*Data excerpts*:

::::::::::

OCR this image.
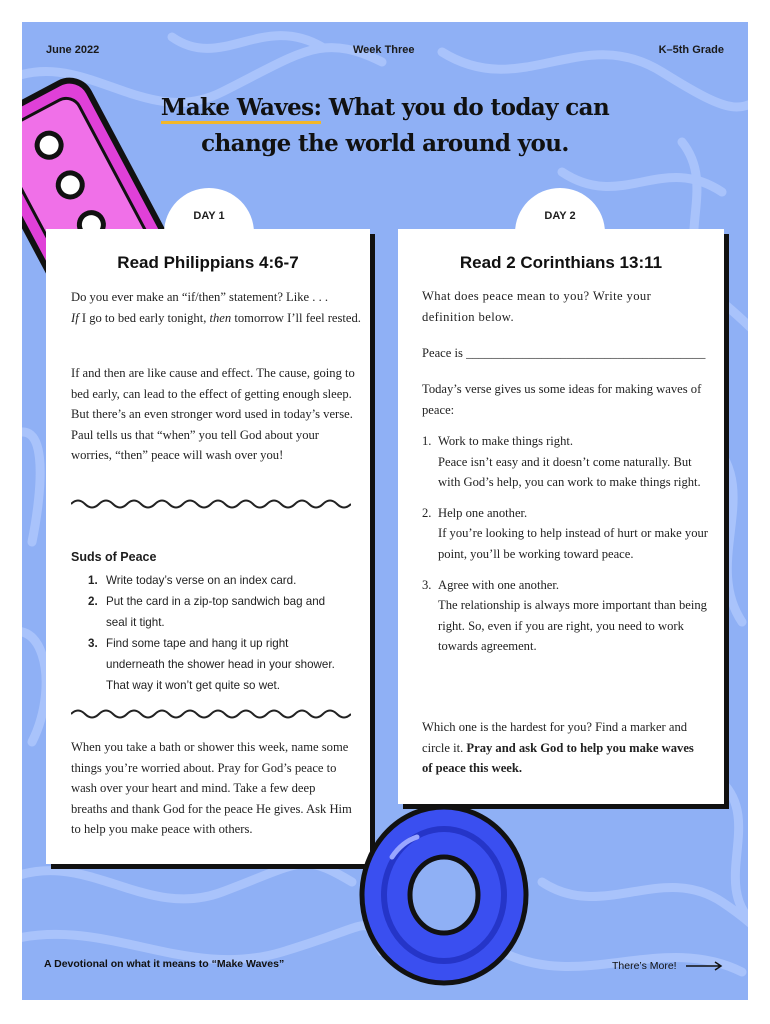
June 2022	Week Three	K–5th Grade
Make Waves: What you do today can
change the world around you.
DAY 1	DAY 2
Read Philippians 4:6-7
Do you ever make an “if/then” statement? Like . . .
If I go to bed early tonight, then tomorrow I’ll feel rested.
If and then are like cause and effect. The cause, going to bed early, can lead to the effect of getting enough sleep. But there’s an even stronger word used in today’s verse. Paul tells us that “when” you tell God about your worries, “then” peace will wash over you!
Suds of Peace
1. Write today’s verse on an index card.
2. Put the card in a zip-top sandwich bag and seal it tight.
3. Find some tape and hang it up right underneath the shower head in your shower. That way it won’t get quite so wet.
When you take a bath or shower this week, name some things you’re worried about. Pray for God’s peace to wash over your heart and mind. Take a few deep breaths and thank God for the peace He gives. Ask Him to help you make peace with others.
Read 2 Corinthians 13:11
What does peace mean to you? Write your definition below.
Peace is ______________________________________
Today’s verse gives us some ideas for making waves of peace:
1. Work to make things right.
Peace isn’t easy and it doesn’t come naturally. But with God’s help, you can work to make things right.
2. Help one another.
If you’re looking to help instead of hurt or make your point, you’ll be working toward peace.
3. Agree with one another.
The relationship is always more important than being right. So, even if you are right, you need to work towards agreement.
Which one is the hardest for you? Find a marker and circle it. Pray and ask God to help you make waves of peace this week.
A Devotional on what it means to “Make Waves”	There’s More!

::::::::::

*Stated problem*: Without including any pictures, print each record exactly.

*Correct answer*:
OCR this image.
June 2022	Week Three	K–5th Grade
Make Waves: What you do today can
change the world around you.
DAY 1	DAY 2
Read Philippians 4:6-7
Do you ever make an “if/then” statement? Like . . .
If I go to bed early tonight, then tomorrow I’ll feel rested.
If and then are like cause and effect. The cause, going to bed early, can lead to the effect of getting enough sleep. But there’s an even stronger word used in today’s verse. Paul tells us that “when” you tell God about your worries, “then” peace will wash over you!
Suds of Peace
1. Write today’s verse on an index card.
2. Put the card in a zip-top sandwich bag and seal it tight.
3. Find some tape and hang it up right underneath the shower head in your shower. That way it won’t get quite so wet.
When you take a bath or shower this week, name some things you’re worried about. Pray for God’s peace to wash over your heart and mind. Take a few deep breaths and thank God for the peace He gives. Ask Him to help you make peace with others.
Read 2 Corinthians 13:11
What does peace mean to you? Write your definition below.
Peace is ______________________________________
Today’s verse gives us some ideas for making waves of peace:
1. Work to make things right.
Peace isn’t easy and it doesn’t come naturally. But with God’s help, you can work to make things right.
2. Help one another.
If you’re looking to help instead of hurt or make your point, you’ll be working toward peace.
3. Agree with one another.
The relationship is always more important than being right. So, even if you are right, you need to work towards agreement.
Which one is the hardest for you? Find a marker and circle it. Pray and ask God to help you make waves of peace this week.
A Devotional on what it means to “Make Waves”	There’s More!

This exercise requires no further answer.